→ **Input records**:
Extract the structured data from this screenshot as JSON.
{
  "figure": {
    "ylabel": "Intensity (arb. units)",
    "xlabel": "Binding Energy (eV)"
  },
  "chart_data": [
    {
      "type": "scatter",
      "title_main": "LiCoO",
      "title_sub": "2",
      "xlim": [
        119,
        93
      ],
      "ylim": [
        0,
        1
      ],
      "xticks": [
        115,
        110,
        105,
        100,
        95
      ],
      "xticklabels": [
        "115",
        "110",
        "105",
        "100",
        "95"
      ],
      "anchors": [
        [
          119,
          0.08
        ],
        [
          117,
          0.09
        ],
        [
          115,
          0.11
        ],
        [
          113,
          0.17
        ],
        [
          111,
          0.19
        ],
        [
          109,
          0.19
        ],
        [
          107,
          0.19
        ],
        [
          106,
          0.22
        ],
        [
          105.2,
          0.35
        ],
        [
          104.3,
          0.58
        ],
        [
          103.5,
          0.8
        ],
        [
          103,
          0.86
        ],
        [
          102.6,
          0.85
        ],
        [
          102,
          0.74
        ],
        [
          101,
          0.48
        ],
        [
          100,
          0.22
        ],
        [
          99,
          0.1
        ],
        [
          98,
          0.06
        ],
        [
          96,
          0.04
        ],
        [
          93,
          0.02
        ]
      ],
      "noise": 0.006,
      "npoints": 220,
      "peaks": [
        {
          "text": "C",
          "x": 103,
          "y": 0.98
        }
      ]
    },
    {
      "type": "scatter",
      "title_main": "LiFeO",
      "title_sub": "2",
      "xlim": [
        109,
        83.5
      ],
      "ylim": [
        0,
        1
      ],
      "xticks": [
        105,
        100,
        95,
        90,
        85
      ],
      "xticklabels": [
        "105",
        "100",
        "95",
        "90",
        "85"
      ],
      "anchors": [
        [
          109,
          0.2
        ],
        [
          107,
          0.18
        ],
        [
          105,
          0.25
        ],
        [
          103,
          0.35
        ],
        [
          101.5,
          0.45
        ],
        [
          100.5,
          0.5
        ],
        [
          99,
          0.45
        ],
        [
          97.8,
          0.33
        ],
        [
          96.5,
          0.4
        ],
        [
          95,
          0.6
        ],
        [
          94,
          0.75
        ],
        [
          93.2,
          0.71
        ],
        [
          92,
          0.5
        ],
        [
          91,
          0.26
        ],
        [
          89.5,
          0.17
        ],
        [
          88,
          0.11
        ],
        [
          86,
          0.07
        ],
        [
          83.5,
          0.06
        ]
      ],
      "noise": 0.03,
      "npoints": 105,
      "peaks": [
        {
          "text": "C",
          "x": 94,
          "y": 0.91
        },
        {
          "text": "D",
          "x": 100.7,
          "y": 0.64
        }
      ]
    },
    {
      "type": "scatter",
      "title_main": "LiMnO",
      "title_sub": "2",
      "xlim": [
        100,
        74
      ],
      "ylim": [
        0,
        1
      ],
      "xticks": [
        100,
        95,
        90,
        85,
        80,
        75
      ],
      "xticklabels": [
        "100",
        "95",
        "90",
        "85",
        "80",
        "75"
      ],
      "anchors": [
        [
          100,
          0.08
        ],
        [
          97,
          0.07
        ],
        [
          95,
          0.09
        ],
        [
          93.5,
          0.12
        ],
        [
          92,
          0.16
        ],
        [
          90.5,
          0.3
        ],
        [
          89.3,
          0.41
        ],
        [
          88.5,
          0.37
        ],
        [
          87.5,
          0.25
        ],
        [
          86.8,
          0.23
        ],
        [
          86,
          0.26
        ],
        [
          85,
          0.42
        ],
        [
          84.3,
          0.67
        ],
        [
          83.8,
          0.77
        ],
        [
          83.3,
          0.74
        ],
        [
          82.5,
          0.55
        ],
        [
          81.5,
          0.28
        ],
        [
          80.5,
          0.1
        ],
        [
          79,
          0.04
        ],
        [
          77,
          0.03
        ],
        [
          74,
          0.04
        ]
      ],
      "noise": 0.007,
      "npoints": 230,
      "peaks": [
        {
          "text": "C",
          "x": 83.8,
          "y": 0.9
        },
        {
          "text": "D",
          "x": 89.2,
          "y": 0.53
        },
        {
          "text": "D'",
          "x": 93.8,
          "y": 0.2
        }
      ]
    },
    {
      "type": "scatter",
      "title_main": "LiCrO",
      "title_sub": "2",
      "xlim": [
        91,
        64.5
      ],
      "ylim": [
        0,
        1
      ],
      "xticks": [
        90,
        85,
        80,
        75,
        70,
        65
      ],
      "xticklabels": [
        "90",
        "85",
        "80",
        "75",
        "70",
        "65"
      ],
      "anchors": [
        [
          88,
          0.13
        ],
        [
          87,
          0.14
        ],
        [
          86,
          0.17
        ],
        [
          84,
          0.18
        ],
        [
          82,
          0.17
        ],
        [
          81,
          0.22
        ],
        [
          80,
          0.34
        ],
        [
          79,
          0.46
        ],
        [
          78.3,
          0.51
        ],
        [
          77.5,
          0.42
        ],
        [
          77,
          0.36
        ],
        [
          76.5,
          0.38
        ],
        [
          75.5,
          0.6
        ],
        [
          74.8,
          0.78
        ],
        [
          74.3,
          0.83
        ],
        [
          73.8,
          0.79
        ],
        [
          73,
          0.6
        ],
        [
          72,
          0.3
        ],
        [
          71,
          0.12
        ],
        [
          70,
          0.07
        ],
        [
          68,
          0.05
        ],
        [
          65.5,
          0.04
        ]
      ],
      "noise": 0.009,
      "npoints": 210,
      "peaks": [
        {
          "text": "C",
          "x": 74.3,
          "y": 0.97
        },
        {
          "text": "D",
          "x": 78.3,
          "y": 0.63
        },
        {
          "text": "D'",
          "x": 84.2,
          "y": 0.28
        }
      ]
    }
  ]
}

→ **What you will do**:
Print back all the lines verbatim.

→ **Full solution**:
Extract the structured data from this screenshot as JSON.
{
  "figure": {
    "ylabel": "Intensity (arb. units)",
    "xlabel": "Binding Energy (eV)"
  },
  "chart_data": [
    {
      "type": "scatter",
      "title_main": "LiCoO",
      "title_sub": "2",
      "xlim": [
        119,
        93
      ],
      "ylim": [
        0,
        1
      ],
      "xticks": [
        115,
        110,
        105,
        100,
        95
      ],
      "xticklabels": [
        "115",
        "110",
        "105",
        "100",
        "95"
      ],
      "anchors": [
        [
          119,
          0.08
        ],
        [
          117,
          0.09
        ],
        [
          115,
          0.11
        ],
        [
          113,
          0.17
        ],
        [
          111,
          0.19
        ],
        [
          109,
          0.19
        ],
        [
          107,
          0.19
        ],
        [
          106,
          0.22
        ],
        [
          105.2,
          0.35
        ],
        [
          104.3,
          0.58
        ],
        [
          103.5,
          0.8
        ],
        [
          103,
          0.86
        ],
        [
          102.6,
          0.85
        ],
        [
          102,
          0.74
        ],
        [
          101,
          0.48
        ],
        [
          100,
          0.22
        ],
        [
          99,
          0.1
        ],
        [
          98,
          0.06
        ],
        [
          96,
          0.04
        ],
        [
          93,
          0.02
        ]
      ],
      "noise": 0.006,
      "npoints": 220,
      "peaks": [
        {
          "text": "C",
          "x": 103,
          "y": 0.98
        }
      ]
    },
    {
      "type": "scatter",
      "title_main": "LiFeO",
      "title_sub": "2",
      "xlim": [
        109,
        83.5
      ],
      "ylim": [
        0,
        1
      ],
      "xticks": [
        105,
        100,
        95,
        90,
        85
      ],
      "xticklabels": [
        "105",
        "100",
        "95",
        "90",
        "85"
      ],
      "anchors": [
        [
          109,
          0.2
        ],
        [
          107,
          0.18
        ],
        [
          105,
          0.25
        ],
        [
          103,
          0.35
        ],
        [
          101.5,
          0.45
        ],
        [
          100.5,
          0.5
        ],
        [
          99,
          0.45
        ],
        [
          97.8,
          0.33
        ],
        [
          96.5,
          0.4
        ],
        [
          95,
          0.6
        ],
        [
          94,
          0.75
        ],
        [
          93.2,
          0.71
        ],
        [
          92,
          0.5
        ],
        [
          91,
          0.26
        ],
        [
          89.5,
          0.17
        ],
        [
          88,
          0.11
        ],
        [
          86,
          0.07
        ],
        [
          83.5,
          0.06
        ]
      ],
      "noise": 0.03,
      "npoints": 105,
      "peaks": [
        {
          "text": "C",
          "x": 94,
          "y": 0.91
        },
        {
          "text": "D",
          "x": 100.7,
          "y": 0.64
        }
      ]
    },
    {
      "type": "scatter",
      "title_main": "LiMnO",
      "title_sub": "2",
      "xlim": [
        100,
        74
      ],
      "ylim": [
        0,
        1
      ],
      "xticks": [
        100,
        95,
        90,
        85,
        80,
        75
      ],
      "xticklabels": [
        "100",
        "95",
        "90",
        "85",
        "80",
        "75"
      ],
      "anchors": [
        [
          100,
          0.08
        ],
        [
          97,
          0.07
        ],
        [
          95,
          0.09
        ],
        [
          93.5,
          0.12
        ],
        [
          92,
          0.16
        ],
        [
          90.5,
          0.3
        ],
        [
          89.3,
          0.41
        ],
        [
          88.5,
          0.37
        ],
        [
          87.5,
          0.25
        ],
        [
          86.8,
          0.23
        ],
        [
          86,
          0.26
        ],
        [
          85,
          0.42
        ],
        [
          84.3,
          0.67
        ],
        [
          83.8,
          0.77
        ],
        [
          83.3,
          0.74
        ],
        [
          82.5,
          0.55
        ],
        [
          81.5,
          0.28
        ],
        [
          80.5,
          0.1
        ],
        [
          79,
          0.04
        ],
        [
          77,
          0.03
        ],
        [
          74,
          0.04
        ]
      ],
      "noise": 0.007,
      "npoints": 230,
      "peaks": [
        {
          "text": "C",
          "x": 83.8,
          "y": 0.9
        },
        {
          "text": "D",
          "x": 89.2,
          "y": 0.53
        },
        {
          "text": "D'",
          "x": 93.8,
          "y": 0.2
        }
      ]
    },
    {
      "type": "scatter",
      "title_main": "LiCrO",
      "title_sub": "2",
      "xlim": [
        91,
        64.5
      ],
      "ylim": [
        0,
        1
      ],
      "xticks": [
        90,
        85,
        80,
        75,
        70,
        65
      ],
      "xticklabels": [
        "90",
        "85",
        "80",
        "75",
        "70",
        "65"
      ],
      "anchors": [
        [
          88,
          0.13
        ],
        [
          87,
          0.14
        ],
        [
          86,
          0.17
        ],
        [
          84,
          0.18
        ],
        [
          82,
          0.17
        ],
        [
          81,
          0.22
        ],
        [
          80,
          0.34
        ],
        [
          79,
          0.46
        ],
        [
          78.3,
          0.51
        ],
        [
          77.5,
          0.42
        ],
        [
          77,
          0.36
        ],
        [
          76.5,
          0.38
        ],
        [
          75.5,
          0.6
        ],
        [
          74.8,
          0.78
        ],
        [
          74.3,
          0.83
        ],
        [
          73.8,
          0.79
        ],
        [
          73,
          0.6
        ],
        [
          72,
          0.3
        ],
        [
          71,
          0.12
        ],
        [
          70,
          0.07
        ],
        [
          68,
          0.05
        ],
        [
          65.5,
          0.04
        ]
      ],
      "noise": 0.009,
      "npoints": 210,
      "peaks": [
        {
          "text": "C",
          "x": 74.3,
          "y": 0.97
        },
        {
          "text": "D",
          "x": 78.3,
          "y": 0.63
        },
        {
          "text": "D'",
          "x": 84.2,
          "y": 0.28
        }
      ]
    }
  ]
}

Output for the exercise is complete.